— START DOCUMENT PASSAGE —

Mapla Singam ( Lion Groom) is a 2016 Indian Tamil-language romantic comedy film directed by Rajasekhar. The film stars Vimal and Anjali, with Soori in a supporting role. Don Ashok has penned the dialogs. N. R. Raghunanthan has scored the music, whereas cinematography was done by V. S. Tharun Balaji and editing by Vivek Harshan. The film released on 11 March 2016.

Plot
Sevagapandian (Radha Ravi) is a politician leading his life with his only daughter Vinodhini (Madhumila) and his nephew Anbuchelvan (Vimal). Anbu accompanies Sevagapandian in his political meetings and treats his cousin Vinodhini as his own sister. Vinodhini falls in love with Satish (Vishnu) and discloses this to Anbu, requesting to convince Sevagapandian. Anbu waits for the right time to disclose about Vinodhini's love to Sevagapandian. Meanwhile, Anbu falls in love with Sailaja (Anjali), who happens to be Satish's sister, for which she reciprocates as well.

— END DOCUMENT PASSAGE —
— START DATA SUPPLIED —

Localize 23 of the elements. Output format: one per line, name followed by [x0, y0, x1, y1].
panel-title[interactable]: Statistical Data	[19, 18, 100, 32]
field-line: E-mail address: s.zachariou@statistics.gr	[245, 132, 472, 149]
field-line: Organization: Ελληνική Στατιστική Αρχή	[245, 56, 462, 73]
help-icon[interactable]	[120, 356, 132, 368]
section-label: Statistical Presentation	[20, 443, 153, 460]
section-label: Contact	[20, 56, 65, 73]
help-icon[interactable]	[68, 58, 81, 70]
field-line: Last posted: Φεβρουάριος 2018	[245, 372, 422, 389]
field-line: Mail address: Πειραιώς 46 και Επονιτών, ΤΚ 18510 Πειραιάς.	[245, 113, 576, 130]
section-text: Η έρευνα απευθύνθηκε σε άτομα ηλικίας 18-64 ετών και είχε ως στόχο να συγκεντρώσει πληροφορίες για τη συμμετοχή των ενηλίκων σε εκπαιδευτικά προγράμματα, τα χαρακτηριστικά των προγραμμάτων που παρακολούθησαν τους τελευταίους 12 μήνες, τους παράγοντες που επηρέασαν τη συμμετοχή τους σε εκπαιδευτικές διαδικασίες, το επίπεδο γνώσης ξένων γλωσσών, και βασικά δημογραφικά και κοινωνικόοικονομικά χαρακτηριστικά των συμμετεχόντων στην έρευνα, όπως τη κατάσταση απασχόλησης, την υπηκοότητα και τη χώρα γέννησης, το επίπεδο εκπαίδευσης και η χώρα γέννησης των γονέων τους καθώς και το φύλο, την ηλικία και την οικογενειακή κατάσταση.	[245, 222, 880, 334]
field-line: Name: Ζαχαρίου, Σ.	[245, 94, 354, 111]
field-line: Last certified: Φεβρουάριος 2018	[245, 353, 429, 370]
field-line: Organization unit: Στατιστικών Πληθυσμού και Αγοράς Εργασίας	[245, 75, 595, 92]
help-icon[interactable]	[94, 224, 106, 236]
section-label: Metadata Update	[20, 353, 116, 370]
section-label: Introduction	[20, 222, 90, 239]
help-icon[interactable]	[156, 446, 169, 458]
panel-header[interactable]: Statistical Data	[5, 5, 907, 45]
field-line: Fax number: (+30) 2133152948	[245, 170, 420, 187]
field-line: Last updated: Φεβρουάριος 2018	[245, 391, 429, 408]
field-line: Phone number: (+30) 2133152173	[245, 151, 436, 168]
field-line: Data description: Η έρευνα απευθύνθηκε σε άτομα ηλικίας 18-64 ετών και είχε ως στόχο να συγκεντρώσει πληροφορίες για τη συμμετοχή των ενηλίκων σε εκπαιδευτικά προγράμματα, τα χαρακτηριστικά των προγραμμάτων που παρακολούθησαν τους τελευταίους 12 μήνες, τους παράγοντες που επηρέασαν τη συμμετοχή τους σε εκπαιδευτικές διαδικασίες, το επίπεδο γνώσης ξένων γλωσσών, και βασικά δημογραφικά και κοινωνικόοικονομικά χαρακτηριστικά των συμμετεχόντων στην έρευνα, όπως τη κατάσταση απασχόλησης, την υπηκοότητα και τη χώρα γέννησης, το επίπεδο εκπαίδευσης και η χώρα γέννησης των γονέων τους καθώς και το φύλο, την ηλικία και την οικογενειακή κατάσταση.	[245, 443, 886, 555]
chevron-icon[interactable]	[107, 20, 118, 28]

— END DATA SUPPLIED —
— START DATA SUPPLIED —

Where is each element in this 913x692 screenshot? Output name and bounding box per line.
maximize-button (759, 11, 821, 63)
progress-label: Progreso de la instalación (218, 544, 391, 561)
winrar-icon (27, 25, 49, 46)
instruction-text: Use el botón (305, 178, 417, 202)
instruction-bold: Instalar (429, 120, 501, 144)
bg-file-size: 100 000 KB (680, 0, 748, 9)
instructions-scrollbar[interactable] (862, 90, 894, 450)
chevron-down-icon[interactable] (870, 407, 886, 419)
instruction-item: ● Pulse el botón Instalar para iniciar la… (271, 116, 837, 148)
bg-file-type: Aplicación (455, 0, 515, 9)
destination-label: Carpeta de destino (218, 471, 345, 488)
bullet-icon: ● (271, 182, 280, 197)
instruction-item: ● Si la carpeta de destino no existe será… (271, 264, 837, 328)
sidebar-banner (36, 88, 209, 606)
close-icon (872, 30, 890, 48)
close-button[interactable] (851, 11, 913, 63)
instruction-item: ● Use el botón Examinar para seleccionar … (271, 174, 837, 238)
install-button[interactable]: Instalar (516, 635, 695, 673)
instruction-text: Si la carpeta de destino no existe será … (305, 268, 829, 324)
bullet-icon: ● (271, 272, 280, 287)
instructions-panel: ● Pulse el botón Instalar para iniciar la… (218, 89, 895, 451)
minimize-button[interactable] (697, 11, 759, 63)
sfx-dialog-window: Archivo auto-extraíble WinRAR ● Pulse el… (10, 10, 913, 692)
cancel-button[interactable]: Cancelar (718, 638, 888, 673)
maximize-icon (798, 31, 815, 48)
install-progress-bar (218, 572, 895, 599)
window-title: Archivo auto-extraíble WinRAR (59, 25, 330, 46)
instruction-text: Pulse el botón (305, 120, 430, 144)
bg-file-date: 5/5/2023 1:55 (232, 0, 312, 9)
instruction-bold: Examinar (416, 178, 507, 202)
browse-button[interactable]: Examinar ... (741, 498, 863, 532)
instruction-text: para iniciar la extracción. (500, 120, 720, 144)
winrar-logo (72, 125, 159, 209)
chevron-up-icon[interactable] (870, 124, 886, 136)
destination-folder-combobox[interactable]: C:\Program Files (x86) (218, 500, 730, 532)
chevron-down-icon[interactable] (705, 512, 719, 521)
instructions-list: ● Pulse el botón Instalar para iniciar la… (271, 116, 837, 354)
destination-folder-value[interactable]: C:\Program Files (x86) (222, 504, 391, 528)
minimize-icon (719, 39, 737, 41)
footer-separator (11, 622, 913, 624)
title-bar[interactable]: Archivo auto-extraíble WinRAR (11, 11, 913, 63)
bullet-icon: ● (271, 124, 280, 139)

— END DATA SUPPLIED —
— START DATA SUPPLIED —

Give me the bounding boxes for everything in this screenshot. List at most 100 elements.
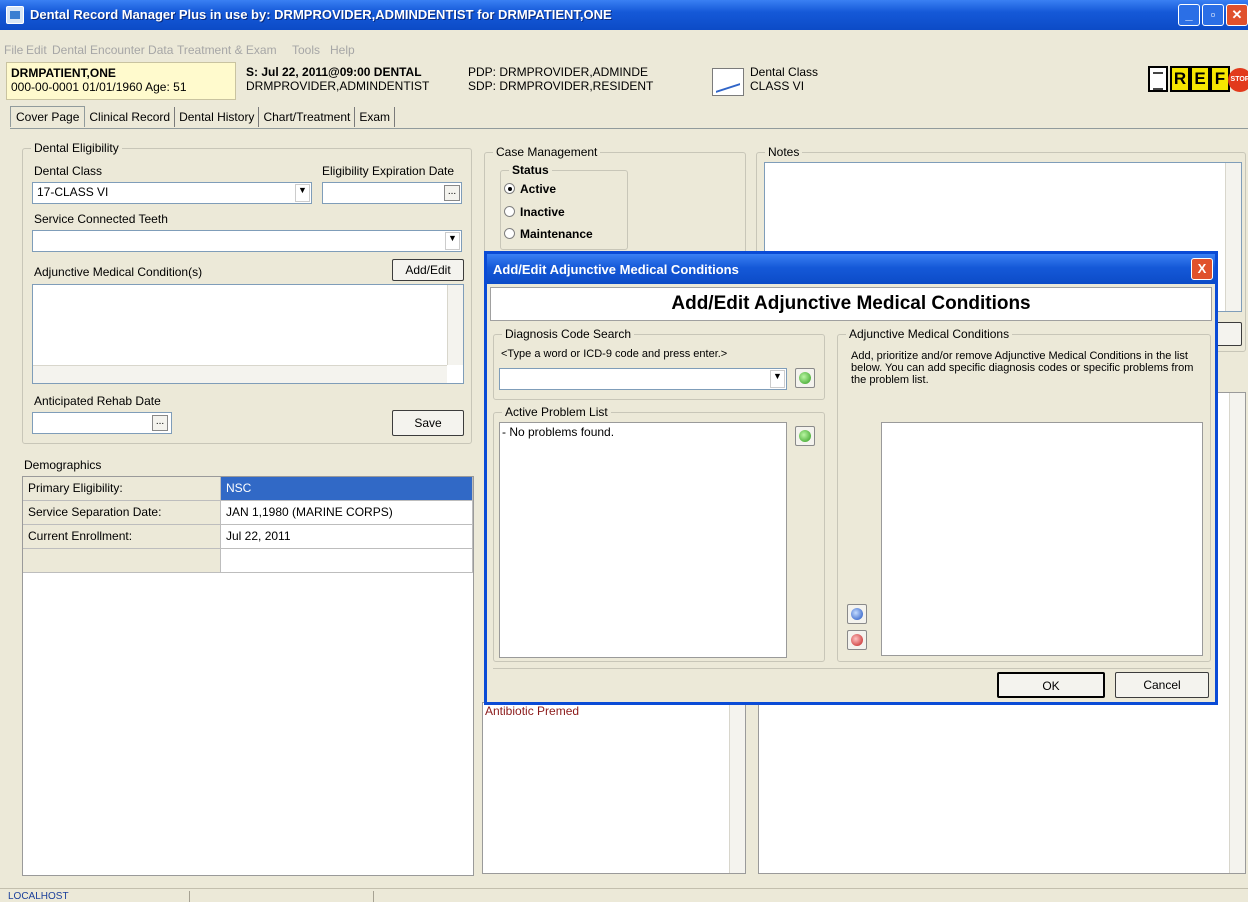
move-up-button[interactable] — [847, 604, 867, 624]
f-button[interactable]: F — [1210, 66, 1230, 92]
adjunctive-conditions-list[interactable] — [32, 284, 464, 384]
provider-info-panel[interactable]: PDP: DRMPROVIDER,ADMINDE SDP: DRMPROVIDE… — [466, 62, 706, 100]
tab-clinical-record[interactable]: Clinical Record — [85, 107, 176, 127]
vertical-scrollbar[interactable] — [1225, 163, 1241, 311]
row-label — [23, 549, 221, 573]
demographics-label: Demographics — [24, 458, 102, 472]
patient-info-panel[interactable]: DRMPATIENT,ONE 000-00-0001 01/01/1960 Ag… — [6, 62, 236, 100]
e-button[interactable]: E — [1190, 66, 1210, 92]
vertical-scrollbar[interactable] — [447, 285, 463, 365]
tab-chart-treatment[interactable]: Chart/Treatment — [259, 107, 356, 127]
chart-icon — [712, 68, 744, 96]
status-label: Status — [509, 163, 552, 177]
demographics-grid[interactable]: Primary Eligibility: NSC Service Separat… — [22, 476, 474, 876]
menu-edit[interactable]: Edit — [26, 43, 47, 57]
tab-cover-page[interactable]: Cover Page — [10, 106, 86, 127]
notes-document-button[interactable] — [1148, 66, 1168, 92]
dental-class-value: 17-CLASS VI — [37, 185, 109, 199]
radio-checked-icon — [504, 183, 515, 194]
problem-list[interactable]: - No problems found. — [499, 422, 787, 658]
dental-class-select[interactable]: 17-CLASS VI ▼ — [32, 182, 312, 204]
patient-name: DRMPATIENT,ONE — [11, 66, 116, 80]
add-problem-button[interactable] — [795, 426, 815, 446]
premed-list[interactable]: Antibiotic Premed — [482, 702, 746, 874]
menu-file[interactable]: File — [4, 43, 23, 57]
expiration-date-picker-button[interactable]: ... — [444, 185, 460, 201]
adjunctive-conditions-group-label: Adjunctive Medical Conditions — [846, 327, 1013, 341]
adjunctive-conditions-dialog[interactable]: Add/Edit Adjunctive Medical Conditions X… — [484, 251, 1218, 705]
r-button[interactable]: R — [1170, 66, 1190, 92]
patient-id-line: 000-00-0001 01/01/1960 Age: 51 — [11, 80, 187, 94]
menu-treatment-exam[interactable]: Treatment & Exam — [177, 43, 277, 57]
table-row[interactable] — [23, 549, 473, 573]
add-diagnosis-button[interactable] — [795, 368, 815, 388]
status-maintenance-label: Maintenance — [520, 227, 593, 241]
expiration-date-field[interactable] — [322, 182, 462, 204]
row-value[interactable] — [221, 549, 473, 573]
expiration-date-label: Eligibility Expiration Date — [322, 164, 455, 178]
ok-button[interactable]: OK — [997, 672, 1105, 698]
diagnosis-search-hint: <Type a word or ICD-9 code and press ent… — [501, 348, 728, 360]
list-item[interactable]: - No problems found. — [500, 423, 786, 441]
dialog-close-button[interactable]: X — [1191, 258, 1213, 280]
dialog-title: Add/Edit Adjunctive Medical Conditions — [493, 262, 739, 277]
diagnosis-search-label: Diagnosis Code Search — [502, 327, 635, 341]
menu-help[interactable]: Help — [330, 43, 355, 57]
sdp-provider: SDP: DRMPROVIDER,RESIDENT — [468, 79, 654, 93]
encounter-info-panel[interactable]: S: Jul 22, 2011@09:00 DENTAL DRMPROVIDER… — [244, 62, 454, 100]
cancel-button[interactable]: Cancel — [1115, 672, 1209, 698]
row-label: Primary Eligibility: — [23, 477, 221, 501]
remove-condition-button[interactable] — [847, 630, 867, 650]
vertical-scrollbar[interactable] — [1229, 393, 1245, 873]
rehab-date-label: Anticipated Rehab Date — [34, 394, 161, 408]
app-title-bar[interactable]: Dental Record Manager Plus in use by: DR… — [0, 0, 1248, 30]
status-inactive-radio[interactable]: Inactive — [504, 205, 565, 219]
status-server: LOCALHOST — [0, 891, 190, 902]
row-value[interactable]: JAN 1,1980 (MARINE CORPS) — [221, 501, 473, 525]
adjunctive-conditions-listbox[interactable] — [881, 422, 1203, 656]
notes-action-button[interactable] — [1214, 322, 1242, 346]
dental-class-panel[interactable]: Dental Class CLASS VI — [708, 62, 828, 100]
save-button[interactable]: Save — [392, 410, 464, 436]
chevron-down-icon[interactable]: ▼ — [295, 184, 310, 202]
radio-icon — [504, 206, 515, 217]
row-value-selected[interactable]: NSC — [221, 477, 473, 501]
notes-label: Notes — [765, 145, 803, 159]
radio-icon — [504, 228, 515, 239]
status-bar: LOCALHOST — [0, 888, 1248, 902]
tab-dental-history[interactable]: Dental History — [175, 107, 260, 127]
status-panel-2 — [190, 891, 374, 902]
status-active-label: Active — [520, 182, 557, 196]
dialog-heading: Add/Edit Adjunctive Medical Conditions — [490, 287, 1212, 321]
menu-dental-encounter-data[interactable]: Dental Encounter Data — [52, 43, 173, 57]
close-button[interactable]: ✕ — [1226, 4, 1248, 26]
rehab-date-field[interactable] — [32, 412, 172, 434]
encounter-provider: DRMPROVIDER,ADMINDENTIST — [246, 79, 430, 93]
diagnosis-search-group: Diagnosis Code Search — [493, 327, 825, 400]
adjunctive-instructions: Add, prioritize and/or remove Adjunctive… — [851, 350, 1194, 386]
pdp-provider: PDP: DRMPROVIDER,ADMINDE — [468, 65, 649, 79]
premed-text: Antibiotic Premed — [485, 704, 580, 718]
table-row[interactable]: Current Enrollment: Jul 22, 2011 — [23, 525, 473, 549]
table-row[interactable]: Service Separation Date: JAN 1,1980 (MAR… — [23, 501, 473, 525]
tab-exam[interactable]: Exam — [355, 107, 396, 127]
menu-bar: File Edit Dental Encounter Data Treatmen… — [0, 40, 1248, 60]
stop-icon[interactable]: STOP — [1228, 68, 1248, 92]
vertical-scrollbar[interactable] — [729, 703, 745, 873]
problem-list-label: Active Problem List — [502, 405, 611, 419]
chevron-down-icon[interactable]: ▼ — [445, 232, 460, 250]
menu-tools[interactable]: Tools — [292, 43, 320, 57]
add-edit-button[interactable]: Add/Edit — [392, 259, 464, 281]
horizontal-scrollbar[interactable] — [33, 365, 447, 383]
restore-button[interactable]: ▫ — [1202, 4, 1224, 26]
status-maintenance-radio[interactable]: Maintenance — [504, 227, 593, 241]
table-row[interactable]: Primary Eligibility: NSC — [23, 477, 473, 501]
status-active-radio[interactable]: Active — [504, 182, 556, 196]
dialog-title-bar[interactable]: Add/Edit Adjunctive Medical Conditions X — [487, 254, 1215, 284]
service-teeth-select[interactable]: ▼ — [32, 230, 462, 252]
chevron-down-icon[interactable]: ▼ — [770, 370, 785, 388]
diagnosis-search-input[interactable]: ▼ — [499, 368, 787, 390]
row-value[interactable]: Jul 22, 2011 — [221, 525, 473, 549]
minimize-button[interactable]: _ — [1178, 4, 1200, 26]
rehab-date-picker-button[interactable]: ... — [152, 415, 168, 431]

— END DATA SUPPLIED —

▸ **SET PROBLEM 1**
Reproduce the Mapla Singam passage from "Mapla Singam ( Lion" to "11 March 2016.".
▸ **SET PROBLEM 2**
Using the Mapla Singam passage, mark each statement yes or no and quote the words that decide it: (a) Rajasekhar directed the film. (b) Vivek Harshan scored the music. (c) Anbu treats Vinodhini as his own sister.

▸ **FINISHED ANSWER 1**
Mapla Singam ( Lion Groom) is a 2016 Indian Tamil-language romantic comedy film directed by Rajasekhar. The film stars Vimal and Anjali, with Soori in a supporting role. Don Ashok has penned the dialogs. N. R. Raghunanthan has scored the music, whereas cinematography was done by V. S. Tharun Balaji and editing by Vivek Harshan. The film released on 11 March 2016.

▸ **FINISHED ANSWER 2**
(a) Yes: "directed by Rajasekhar"
(b) No: "N. R. Raghunanthan has scored the music"
(c) Yes: "treats his cousin Vinodhini as his own sister"